_WRITTEN EXERCISE_: Write the material out again exactly as it stands.

_PROVIDED DATA_:
☆ ☆ ☆

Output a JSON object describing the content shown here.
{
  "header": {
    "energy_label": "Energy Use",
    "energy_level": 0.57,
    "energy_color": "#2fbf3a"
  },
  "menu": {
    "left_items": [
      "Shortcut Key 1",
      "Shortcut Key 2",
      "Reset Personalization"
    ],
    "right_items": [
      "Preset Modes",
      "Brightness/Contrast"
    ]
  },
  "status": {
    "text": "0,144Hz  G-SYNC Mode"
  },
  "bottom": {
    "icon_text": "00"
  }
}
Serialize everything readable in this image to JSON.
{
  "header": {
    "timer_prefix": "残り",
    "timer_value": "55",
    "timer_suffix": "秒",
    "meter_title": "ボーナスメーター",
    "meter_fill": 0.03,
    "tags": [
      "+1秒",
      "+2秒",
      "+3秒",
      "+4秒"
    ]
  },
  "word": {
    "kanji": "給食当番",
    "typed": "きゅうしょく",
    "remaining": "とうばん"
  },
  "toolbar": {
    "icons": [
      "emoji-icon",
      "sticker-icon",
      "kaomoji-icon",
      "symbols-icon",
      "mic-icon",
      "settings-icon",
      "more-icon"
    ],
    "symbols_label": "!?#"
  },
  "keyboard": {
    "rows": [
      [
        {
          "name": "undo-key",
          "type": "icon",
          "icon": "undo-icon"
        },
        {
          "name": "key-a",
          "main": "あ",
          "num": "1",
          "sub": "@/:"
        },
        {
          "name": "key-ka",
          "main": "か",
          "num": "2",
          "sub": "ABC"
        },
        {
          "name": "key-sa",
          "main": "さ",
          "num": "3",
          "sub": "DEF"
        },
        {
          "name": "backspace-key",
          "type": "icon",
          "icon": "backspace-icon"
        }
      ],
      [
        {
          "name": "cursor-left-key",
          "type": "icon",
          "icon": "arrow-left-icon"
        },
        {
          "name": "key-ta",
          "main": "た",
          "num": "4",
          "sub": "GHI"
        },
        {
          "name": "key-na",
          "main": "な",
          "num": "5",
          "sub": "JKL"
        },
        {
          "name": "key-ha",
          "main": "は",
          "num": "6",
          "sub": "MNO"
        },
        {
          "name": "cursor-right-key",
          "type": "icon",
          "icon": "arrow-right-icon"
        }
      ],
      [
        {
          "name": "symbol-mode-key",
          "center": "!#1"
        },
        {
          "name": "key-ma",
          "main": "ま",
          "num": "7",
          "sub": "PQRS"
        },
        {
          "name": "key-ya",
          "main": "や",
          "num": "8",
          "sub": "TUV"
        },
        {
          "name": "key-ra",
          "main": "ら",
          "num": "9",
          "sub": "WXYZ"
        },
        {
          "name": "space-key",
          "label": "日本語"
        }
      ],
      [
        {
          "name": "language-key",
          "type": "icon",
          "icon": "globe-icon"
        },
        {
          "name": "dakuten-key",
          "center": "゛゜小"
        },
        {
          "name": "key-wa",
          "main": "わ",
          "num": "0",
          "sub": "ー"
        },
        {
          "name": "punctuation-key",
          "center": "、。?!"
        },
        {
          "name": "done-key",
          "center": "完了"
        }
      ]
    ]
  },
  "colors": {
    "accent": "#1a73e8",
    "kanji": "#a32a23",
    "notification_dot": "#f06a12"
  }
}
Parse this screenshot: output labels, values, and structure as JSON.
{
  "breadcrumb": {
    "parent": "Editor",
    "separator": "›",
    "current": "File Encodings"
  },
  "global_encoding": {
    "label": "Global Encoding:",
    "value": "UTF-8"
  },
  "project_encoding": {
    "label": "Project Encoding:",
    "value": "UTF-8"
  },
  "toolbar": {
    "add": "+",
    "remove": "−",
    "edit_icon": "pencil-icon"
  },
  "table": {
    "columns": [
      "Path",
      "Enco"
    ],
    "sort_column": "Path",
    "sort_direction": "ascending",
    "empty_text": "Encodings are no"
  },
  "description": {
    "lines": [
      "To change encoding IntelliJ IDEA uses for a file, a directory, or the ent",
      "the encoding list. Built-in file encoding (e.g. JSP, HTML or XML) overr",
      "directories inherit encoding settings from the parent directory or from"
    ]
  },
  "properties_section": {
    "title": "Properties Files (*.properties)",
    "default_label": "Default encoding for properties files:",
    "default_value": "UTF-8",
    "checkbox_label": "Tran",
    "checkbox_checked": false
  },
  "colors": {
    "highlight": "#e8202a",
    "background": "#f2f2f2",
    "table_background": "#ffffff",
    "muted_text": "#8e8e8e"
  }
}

☆ ☆ ☆

_TASK RESPONSE_:
Output a JSON object describing the content shown here.
{
  "header": {
    "energy_label": "Energy Use",
    "energy_level": 0.57,
    "energy_color": "#2fbf3a"
  },
  "menu": {
    "left_items": [
      "Shortcut Key 1",
      "Shortcut Key 2",
      "Reset Personalization"
    ],
    "right_items": [
      "Preset Modes",
      "Brightness/Contrast"
    ]
  },
  "status": {
    "text": "0,144Hz  G-SYNC Mode"
  },
  "bottom": {
    "icon_text": "00"
  }
}
Serialize everything readable in this image to JSON.
{
  "header": {
    "timer_prefix": "残り",
    "timer_value": "55",
    "timer_suffix": "秒",
    "meter_title": "ボーナスメーター",
    "meter_fill": 0.03,
    "tags": [
      "+1秒",
      "+2秒",
      "+3秒",
      "+4秒"
    ]
  },
  "word": {
    "kanji": "給食当番",
    "typed": "きゅうしょく",
    "remaining": "とうばん"
  },
  "toolbar": {
    "icons": [
      "emoji-icon",
      "sticker-icon",
      "kaomoji-icon",
      "symbols-icon",
      "mic-icon",
      "settings-icon",
      "more-icon"
    ],
    "symbols_label": "!?#"
  },
  "keyboard": {
    "rows": [
      [
        {
          "name": "undo-key",
          "type": "icon",
          "icon": "undo-icon"
        },
        {
          "name": "key-a",
          "main": "あ",
          "num": "1",
          "sub": "@/:"
        },
        {
          "name": "key-ka",
          "main": "か",
          "num": "2",
          "sub": "ABC"
        },
        {
          "name": "key-sa",
          "main": "さ",
          "num": "3",
          "sub": "DEF"
        },
        {
          "name": "backspace-key",
          "type": "icon",
          "icon": "backspace-icon"
        }
      ],
      [
        {
          "name": "cursor-left-key",
          "type": "icon",
          "icon": "arrow-left-icon"
        },
        {
          "name": "key-ta",
          "main": "た",
          "num": "4",
          "sub": "GHI"
        },
        {
          "name": "key-na",
          "main": "な",
          "num": "5",
          "sub": "JKL"
        },
        {
          "name": "key-ha",
          "main": "は",
          "num": "6",
          "sub": "MNO"
        },
        {
          "name": "cursor-right-key",
          "type": "icon",
          "icon": "arrow-right-icon"
        }
      ],
      [
        {
          "name": "symbol-mode-key",
          "center": "!#1"
        },
        {
          "name": "key-ma",
          "main": "ま",
          "num": "7",
          "sub": "PQRS"
        },
        {
          "name": "key-ya",
          "main": "や",
          "num": "8",
          "sub": "TUV"
        },
        {
          "name": "key-ra",
          "main": "ら",
          "num": "9",
          "sub": "WXYZ"
        },
        {
          "name": "space-key",
          "label": "日本語"
        }
      ],
      [
        {
          "name": "language-key",
          "type": "icon",
          "icon": "globe-icon"
        },
        {
          "name": "dakuten-key",
          "center": "゛゜小"
        },
        {
          "name": "key-wa",
          "main": "わ",
          "num": "0",
          "sub": "ー"
        },
        {
          "name": "punctuation-key",
          "center": "、。?!"
        },
        {
          "name": "done-key",
          "center": "完了"
        }
      ]
    ]
  },
  "colors": {
    "accent": "#1a73e8",
    "kanji": "#a32a23",
    "notification_dot": "#f06a12"
  }
}
Parse this screenshot: output labels, values, and structure as JSON.
{
  "breadcrumb": {
    "parent": "Editor",
    "separator": "›",
    "current": "File Encodings"
  },
  "global_encoding": {
    "label": "Global Encoding:",
    "value": "UTF-8"
  },
  "project_encoding": {
    "label": "Project Encoding:",
    "value": "UTF-8"
  },
  "toolbar": {
    "add": "+",
    "remove": "−",
    "edit_icon": "pencil-icon"
  },
  "table": {
    "columns": [
      "Path",
      "Enco"
    ],
    "sort_column": "Path",
    "sort_direction": "ascending",
    "empty_text": "Encodings are no"
  },
  "description": {
    "lines": [
      "To change encoding IntelliJ IDEA uses for a file, a directory, or the ent",
      "the encoding list. Built-in file encoding (e.g. JSP, HTML or XML) overr",
      "directories inherit encoding settings from the parent directory or from"
    ]
  },
  "properties_section": {
    "title": "Properties Files (*.properties)",
    "default_label": "Default encoding for properties files:",
    "default_value": "UTF-8",
    "checkbox_label": "Tran",
    "checkbox_checked": false
  },
  "colors": {
    "highlight": "#e8202a",
    "background": "#f2f2f2",
    "table_background": "#ffffff",
    "muted_text": "#8e8e8e"
  }
}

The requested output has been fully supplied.